From the listing below, pull each line that includes "folder".
---------- DATA LINES
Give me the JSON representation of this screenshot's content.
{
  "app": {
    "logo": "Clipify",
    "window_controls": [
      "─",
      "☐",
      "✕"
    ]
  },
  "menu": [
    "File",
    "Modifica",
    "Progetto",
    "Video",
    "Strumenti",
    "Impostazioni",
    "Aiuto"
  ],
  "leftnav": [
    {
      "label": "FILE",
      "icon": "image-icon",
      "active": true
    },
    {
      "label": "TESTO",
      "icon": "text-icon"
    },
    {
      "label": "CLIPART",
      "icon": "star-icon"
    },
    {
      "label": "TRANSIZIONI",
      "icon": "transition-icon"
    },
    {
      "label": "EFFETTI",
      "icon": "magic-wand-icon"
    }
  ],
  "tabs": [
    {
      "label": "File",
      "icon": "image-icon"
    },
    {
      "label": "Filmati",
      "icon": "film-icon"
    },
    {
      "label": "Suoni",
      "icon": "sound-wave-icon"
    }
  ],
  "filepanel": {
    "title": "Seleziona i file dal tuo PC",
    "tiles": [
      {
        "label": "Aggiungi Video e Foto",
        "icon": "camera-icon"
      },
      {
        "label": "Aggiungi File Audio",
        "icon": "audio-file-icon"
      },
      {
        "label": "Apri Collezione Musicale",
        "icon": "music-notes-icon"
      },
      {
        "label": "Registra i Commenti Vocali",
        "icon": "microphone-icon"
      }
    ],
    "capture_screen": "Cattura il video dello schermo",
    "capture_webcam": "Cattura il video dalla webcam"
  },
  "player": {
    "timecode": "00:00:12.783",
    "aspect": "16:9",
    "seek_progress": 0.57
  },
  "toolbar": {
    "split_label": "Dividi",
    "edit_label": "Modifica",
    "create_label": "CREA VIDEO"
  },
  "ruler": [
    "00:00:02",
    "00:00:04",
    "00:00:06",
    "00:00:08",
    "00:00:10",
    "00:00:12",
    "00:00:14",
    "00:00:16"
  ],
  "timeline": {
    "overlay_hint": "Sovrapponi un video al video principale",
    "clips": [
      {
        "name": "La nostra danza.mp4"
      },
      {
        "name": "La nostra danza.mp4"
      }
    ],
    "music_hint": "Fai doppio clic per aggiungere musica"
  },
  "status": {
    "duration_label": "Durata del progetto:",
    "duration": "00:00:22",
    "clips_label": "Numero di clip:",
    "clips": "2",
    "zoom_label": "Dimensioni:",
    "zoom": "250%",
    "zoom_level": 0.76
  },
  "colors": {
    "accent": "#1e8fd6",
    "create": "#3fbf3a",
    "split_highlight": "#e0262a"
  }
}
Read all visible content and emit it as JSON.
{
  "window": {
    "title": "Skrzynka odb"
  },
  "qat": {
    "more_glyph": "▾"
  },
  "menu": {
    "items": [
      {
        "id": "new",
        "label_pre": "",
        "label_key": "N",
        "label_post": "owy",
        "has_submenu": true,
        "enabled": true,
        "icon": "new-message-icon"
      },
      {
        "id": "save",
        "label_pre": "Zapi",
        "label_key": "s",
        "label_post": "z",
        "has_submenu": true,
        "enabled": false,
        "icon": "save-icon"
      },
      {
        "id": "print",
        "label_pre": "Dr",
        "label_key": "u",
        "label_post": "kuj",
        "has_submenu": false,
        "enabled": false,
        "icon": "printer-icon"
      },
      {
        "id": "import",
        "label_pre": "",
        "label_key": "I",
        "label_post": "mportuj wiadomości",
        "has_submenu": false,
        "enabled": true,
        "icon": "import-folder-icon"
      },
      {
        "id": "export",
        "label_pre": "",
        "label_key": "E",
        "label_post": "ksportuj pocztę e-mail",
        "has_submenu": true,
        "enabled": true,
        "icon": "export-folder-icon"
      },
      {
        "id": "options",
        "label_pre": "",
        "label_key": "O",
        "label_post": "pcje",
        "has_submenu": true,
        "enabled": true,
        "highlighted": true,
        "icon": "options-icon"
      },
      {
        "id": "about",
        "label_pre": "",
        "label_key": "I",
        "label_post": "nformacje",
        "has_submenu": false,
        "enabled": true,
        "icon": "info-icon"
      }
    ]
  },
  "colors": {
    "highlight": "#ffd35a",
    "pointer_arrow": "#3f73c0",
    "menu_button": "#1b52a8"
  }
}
--------------------
---------- DATA LINES
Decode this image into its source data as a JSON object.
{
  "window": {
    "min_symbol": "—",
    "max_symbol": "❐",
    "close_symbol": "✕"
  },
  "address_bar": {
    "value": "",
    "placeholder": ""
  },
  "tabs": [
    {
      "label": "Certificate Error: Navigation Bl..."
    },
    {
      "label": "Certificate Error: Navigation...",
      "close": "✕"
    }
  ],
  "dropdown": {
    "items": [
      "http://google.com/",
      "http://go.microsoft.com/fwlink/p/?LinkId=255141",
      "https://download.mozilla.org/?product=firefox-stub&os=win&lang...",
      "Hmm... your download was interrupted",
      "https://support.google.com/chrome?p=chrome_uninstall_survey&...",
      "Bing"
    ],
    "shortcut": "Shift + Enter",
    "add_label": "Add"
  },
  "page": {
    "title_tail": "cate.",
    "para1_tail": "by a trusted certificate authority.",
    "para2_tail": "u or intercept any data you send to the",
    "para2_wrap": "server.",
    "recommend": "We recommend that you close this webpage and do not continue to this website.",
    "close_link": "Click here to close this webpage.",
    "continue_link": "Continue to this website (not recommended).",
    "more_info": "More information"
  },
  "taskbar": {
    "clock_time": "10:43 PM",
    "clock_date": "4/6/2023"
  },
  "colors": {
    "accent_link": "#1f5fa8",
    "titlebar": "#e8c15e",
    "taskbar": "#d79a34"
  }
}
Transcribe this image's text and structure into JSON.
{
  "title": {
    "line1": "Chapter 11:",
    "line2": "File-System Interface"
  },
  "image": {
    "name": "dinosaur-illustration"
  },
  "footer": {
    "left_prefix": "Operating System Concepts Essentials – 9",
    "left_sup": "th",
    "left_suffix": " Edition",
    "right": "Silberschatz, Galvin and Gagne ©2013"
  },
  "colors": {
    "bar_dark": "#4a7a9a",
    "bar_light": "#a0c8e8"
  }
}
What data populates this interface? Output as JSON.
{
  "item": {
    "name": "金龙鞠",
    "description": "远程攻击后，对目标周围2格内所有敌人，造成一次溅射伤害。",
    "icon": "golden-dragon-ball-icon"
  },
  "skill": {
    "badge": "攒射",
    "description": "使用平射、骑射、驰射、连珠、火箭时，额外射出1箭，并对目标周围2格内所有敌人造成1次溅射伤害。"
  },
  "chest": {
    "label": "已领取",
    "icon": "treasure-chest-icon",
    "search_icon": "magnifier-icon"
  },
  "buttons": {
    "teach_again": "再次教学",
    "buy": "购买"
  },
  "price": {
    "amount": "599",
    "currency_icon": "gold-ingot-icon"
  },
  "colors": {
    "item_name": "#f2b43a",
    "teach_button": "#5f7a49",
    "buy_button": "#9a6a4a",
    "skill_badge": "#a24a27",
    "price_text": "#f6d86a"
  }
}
--------------------
COMPLETE RESPONSE>
        "icon": "import-folder-icon"
        "icon": "export-folder-icon"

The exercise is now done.